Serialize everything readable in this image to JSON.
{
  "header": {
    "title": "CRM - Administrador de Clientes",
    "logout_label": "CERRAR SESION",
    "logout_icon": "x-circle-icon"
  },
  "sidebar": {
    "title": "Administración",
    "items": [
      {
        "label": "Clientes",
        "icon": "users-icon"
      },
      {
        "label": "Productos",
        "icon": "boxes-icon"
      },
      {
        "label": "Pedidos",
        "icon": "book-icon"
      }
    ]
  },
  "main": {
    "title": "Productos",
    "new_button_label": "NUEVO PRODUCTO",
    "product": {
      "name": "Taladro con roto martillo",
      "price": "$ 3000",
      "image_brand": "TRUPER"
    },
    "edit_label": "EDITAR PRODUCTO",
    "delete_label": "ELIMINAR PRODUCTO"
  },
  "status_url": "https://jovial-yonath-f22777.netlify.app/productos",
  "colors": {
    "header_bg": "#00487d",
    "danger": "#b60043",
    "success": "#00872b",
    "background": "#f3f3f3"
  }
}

STATED EXERCISE
Write out the listing once more, matching it exactly.

ANSWER FOR THE TASK
Serialize everything readable in this image to JSON.
{
  "header": {
    "title": "CRM - Administrador de Clientes",
    "logout_label": "CERRAR SESION",
    "logout_icon": "x-circle-icon"
  },
  "sidebar": {
    "title": "Administración",
    "items": [
      {
        "label": "Clientes",
        "icon": "users-icon"
      },
      {
        "label": "Productos",
        "icon": "boxes-icon"
      },
      {
        "label": "Pedidos",
        "icon": "book-icon"
      }
    ]
  },
  "main": {
    "title": "Productos",
    "new_button_label": "NUEVO PRODUCTO",
    "product": {
      "name": "Taladro con roto martillo",
      "price": "$ 3000",
      "image_brand": "TRUPER"
    },
    "edit_label": "EDITAR PRODUCTO",
    "delete_label": "ELIMINAR PRODUCTO"
  },
  "status_url": "https://jovial-yonath-f22777.netlify.app/productos",
  "colors": {
    "header_bg": "#00487d",
    "danger": "#b60043",
    "success": "#00872b",
    "background": "#f3f3f3"
  }
}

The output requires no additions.